◆ **Objective**
Take the material below and write it all out again exactly.

>>

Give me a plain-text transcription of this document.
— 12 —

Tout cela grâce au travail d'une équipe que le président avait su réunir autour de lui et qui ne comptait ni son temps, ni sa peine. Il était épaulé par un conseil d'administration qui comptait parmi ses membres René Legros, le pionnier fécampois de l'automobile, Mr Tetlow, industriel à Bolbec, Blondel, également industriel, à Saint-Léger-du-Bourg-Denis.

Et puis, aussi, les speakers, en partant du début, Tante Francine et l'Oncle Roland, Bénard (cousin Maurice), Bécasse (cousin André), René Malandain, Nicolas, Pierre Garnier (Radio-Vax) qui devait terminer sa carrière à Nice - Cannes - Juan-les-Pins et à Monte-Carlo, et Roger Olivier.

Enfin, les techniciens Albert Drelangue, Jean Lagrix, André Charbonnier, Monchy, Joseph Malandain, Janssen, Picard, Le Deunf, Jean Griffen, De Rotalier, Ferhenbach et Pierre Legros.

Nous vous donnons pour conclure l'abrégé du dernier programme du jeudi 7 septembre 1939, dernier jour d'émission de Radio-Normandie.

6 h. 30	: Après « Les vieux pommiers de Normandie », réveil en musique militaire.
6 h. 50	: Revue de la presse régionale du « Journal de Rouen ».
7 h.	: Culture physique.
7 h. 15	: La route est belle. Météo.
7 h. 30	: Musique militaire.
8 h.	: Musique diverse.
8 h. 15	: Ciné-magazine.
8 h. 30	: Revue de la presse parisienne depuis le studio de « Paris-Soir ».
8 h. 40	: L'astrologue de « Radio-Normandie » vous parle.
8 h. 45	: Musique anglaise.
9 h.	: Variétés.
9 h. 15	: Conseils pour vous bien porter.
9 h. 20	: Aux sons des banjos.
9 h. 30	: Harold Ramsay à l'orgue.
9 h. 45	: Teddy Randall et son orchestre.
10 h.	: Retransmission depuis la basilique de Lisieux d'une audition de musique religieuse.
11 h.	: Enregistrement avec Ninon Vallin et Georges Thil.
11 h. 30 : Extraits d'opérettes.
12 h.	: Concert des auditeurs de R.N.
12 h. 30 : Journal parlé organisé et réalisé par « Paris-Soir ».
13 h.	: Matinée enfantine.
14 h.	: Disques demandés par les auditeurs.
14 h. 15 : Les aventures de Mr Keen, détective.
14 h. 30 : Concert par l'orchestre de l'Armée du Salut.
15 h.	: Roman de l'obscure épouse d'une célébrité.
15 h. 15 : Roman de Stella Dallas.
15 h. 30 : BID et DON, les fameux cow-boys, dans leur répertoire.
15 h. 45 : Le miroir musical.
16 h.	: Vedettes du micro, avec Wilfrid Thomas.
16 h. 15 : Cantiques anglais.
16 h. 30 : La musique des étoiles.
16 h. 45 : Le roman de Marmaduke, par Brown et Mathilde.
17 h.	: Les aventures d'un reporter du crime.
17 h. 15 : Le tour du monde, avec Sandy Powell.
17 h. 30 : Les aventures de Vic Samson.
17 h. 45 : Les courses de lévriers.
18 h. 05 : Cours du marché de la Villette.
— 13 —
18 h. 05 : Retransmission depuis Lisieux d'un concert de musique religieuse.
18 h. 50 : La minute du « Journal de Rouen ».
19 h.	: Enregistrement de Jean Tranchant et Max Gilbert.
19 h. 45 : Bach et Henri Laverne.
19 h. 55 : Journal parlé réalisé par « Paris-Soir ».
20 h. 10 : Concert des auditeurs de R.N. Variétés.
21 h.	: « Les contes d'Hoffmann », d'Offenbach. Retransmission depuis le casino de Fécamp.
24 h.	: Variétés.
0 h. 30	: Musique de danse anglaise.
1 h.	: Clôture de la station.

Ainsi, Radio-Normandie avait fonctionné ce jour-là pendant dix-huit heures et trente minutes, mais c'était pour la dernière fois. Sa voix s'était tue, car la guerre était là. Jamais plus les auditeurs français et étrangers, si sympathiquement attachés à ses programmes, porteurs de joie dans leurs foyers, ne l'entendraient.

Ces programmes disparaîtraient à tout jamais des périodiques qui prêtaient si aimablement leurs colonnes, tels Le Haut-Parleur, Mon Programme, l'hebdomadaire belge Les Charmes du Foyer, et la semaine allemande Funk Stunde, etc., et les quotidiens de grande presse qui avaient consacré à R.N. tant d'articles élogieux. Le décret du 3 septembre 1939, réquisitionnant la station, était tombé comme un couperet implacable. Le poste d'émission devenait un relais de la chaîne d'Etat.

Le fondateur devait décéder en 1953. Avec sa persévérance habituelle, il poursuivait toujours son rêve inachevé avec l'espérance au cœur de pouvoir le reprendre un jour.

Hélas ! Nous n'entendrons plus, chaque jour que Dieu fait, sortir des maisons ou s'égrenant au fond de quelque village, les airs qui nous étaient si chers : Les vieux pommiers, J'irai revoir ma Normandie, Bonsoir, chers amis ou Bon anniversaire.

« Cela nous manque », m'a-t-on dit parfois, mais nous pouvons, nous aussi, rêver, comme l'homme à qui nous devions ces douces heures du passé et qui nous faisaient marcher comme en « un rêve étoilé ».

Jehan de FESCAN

<<

◆ **Solution below**
Give me a plain-text transcription of this document.
— 12 —

Tout cela grâce au travail d'une équipe que le président avait su réunir autour de lui et qui ne comptait ni son temps, ni sa peine. Il était épaulé par un conseil d'administration qui comptait parmi ses membres René Legros, le pionnier fécampois de l'automobile, Mr Tetlow, industriel à Bolbec, Blondel, également industriel, à Saint-Léger-du-Bourg-Denis.

Et puis, aussi, les speakers, en partant du début, Tante Francine et l'Oncle Roland, Bénard (cousin Maurice), Bécasse (cousin André), René Malandain, Nicolas, Pierre Garnier (Radio-Vax) qui devait terminer sa carrière à Nice - Cannes - Juan-les-Pins et à Monte-Carlo, et Roger Olivier.

Enfin, les techniciens Albert Drelangue, Jean Lagrix, André Charbonnier, Monchy, Joseph Malandain, Janssen, Picard, Le Deunf, Jean Griffen, De Rotalier, Ferhenbach et Pierre Legros.

Nous vous donnons pour conclure l'abrégé du dernier programme du jeudi 7 septembre 1939, dernier jour d'émission de Radio-Normandie.

6 h. 30	: Après « Les vieux pommiers de Normandie », réveil en musique militaire.
6 h. 50	: Revue de la presse régionale du « Journal de Rouen ».
7 h.	: Culture physique.
7 h. 15	: La route est belle. Météo.
7 h. 30	: Musique militaire.
8 h.	: Musique diverse.
8 h. 15	: Ciné-magazine.
8 h. 30	: Revue de la presse parisienne depuis le studio de « Paris-Soir ».
8 h. 40	: L'astrologue de « Radio-Normandie » vous parle.
8 h. 45	: Musique anglaise.
9 h.	: Variétés.
9 h. 15	: Conseils pour vous bien porter.
9 h. 20	: Aux sons des banjos.
9 h. 30	: Harold Ramsay à l'orgue.
9 h. 45	: Teddy Randall et son orchestre.
10 h.	: Retransmission depuis la basilique de Lisieux d'une audition de musique religieuse.
11 h.	: Enregistrement avec Ninon Vallin et Georges Thil.
11 h. 30 : Extraits d'opérettes.
12 h.	: Concert des auditeurs de R.N.
12 h. 30 : Journal parlé organisé et réalisé par « Paris-Soir ».
13 h.	: Matinée enfantine.
14 h.	: Disques demandés par les auditeurs.
14 h. 15 : Les aventures de Mr Keen, détective.
14 h. 30 : Concert par l'orchestre de l'Armée du Salut.
15 h.	: Roman de l'obscure épouse d'une célébrité.
15 h. 15 : Roman de Stella Dallas.
15 h. 30 : BID et DON, les fameux cow-boys, dans leur répertoire.
15 h. 45 : Le miroir musical.
16 h.	: Vedettes du micro, avec Wilfrid Thomas.
16 h. 15 : Cantiques anglais.
16 h. 30 : La musique des étoiles.
16 h. 45 : Le roman de Marmaduke, par Brown et Mathilde.
17 h.	: Les aventures d'un reporter du crime.
17 h. 15 : Le tour du monde, avec Sandy Powell.
17 h. 30 : Les aventures de Vic Samson.
17 h. 45 : Les courses de lévriers.
18 h. 05 : Cours du marché de la Villette.
— 13 —
18 h. 05 : Retransmission depuis Lisieux d'un concert de musique religieuse.
18 h. 50 : La minute du « Journal de Rouen ».
19 h.	: Enregistrement de Jean Tranchant et Max Gilbert.
19 h. 45 : Bach et Henri Laverne.
19 h. 55 : Journal parlé réalisé par « Paris-Soir ».
20 h. 10 : Concert des auditeurs de R.N. Variétés.
21 h.	: « Les contes d'Hoffmann », d'Offenbach. Retransmission depuis le casino de Fécamp.
24 h.	: Variétés.
0 h. 30	: Musique de danse anglaise.
1 h.	: Clôture de la station.

Ainsi, Radio-Normandie avait fonctionné ce jour-là pendant dix-huit heures et trente minutes, mais c'était pour la dernière fois. Sa voix s'était tue, car la guerre était là. Jamais plus les auditeurs français et étrangers, si sympathiquement attachés à ses programmes, porteurs de joie dans leurs foyers, ne l'entendraient.

Ces programmes disparaîtraient à tout jamais des périodiques qui prêtaient si aimablement leurs colonnes, tels Le Haut-Parleur, Mon Programme, l'hebdomadaire belge Les Charmes du Foyer, et la semaine allemande Funk Stunde, etc., et les quotidiens de grande presse qui avaient consacré à R.N. tant d'articles élogieux. Le décret du 3 septembre 1939, réquisitionnant la station, était tombé comme un couperet implacable. Le poste d'émission devenait un relais de la chaîne d'Etat.

Le fondateur devait décéder en 1953. Avec sa persévérance habituelle, il poursuivait toujours son rêve inachevé avec l'espérance au cœur de pouvoir le reprendre un jour.

Hélas ! Nous n'entendrons plus, chaque jour que Dieu fait, sortir des maisons ou s'égrenant au fond de quelque village, les airs qui nous étaient si chers : Les vieux pommiers, J'irai revoir ma Normandie, Bonsoir, chers amis ou Bon anniversaire.

« Cela nous manque », m'a-t-on dit parfois, mais nous pouvons, nous aussi, rêver, comme l'homme à qui nous devions ces douces heures du passé et qui nous faisaient marcher comme en « un rêve étoilé ».

Jehan de FESCAN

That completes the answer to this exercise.